WRITTEN EXERCISE —
Report every line below that holds the word "Squad".

── DATASET CONTENT ──

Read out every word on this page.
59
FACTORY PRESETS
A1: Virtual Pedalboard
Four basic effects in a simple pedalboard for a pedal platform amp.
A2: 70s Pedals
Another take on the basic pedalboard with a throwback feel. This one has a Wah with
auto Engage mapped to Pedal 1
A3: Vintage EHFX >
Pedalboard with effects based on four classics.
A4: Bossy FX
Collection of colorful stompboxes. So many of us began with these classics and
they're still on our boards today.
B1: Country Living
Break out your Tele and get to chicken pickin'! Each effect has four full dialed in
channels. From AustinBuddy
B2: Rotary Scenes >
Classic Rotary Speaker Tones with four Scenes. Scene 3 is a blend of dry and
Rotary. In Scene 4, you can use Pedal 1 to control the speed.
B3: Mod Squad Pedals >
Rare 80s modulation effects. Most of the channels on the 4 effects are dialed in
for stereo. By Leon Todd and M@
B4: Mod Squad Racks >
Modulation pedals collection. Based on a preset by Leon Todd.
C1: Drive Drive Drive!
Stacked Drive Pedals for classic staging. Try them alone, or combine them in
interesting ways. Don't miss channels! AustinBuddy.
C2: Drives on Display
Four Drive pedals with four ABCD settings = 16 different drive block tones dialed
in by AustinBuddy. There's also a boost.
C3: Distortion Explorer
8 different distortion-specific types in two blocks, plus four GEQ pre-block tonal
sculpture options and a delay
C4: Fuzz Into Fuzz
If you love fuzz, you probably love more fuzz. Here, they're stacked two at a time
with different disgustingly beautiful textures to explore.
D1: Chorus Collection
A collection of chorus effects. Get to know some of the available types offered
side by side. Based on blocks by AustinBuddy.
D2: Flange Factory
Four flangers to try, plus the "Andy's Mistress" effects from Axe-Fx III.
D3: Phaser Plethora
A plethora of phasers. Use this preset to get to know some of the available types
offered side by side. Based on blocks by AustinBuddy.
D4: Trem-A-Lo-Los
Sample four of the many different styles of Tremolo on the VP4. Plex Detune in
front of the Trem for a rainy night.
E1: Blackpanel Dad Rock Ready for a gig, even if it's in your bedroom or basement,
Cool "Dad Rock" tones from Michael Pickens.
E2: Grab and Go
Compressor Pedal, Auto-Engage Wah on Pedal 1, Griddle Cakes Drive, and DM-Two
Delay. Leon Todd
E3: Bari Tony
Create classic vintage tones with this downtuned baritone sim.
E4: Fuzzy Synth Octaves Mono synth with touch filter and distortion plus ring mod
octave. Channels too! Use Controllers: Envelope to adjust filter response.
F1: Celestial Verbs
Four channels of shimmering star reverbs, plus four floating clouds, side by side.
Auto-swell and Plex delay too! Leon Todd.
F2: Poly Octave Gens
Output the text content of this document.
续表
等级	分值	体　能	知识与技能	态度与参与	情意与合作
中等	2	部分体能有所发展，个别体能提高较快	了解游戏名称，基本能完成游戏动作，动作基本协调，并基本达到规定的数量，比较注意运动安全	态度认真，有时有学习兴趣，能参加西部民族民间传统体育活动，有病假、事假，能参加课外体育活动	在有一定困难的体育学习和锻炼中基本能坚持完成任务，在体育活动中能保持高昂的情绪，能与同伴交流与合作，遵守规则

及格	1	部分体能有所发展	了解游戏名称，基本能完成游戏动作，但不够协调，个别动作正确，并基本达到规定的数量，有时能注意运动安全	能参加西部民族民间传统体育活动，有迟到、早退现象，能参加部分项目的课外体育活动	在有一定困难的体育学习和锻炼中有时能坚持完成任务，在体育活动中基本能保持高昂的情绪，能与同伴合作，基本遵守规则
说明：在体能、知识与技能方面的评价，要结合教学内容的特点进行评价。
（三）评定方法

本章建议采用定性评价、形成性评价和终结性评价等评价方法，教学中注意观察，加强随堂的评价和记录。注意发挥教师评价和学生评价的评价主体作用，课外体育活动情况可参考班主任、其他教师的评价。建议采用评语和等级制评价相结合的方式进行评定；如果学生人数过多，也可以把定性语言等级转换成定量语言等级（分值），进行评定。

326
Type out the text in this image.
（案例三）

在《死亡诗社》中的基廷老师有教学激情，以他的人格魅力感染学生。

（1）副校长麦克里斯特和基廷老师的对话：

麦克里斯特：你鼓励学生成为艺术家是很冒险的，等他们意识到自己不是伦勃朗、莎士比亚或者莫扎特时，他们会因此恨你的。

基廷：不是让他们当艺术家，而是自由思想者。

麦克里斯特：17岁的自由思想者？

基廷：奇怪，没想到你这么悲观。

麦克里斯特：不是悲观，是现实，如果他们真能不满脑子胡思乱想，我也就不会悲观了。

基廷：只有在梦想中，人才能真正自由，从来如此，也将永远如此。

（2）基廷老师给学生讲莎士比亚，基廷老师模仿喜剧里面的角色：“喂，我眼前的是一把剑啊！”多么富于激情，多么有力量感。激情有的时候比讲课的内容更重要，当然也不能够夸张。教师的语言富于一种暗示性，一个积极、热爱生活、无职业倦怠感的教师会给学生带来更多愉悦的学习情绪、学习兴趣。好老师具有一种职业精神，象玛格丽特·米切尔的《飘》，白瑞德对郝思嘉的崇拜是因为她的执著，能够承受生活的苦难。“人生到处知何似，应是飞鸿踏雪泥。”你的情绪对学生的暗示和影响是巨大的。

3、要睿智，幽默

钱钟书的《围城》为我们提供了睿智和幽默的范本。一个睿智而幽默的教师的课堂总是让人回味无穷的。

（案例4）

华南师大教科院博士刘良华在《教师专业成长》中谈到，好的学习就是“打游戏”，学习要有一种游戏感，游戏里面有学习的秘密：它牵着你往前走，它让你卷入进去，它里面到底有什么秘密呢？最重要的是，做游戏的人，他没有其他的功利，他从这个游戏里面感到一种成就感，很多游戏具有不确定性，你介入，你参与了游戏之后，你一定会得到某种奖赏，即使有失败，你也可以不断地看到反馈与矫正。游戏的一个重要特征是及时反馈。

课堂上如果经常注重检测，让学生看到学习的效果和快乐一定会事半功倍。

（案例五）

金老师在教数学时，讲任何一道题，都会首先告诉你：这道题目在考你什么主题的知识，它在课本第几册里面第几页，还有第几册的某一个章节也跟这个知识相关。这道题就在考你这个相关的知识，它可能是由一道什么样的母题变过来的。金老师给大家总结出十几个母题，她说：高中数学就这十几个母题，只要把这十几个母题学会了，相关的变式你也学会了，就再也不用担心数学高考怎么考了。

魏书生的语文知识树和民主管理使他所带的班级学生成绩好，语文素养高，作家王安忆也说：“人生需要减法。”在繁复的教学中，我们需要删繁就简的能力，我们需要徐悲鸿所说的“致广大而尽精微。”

───

TASK SOLUTION —
B3: Mod Squad Pedals >
B4: Mod Squad Racks >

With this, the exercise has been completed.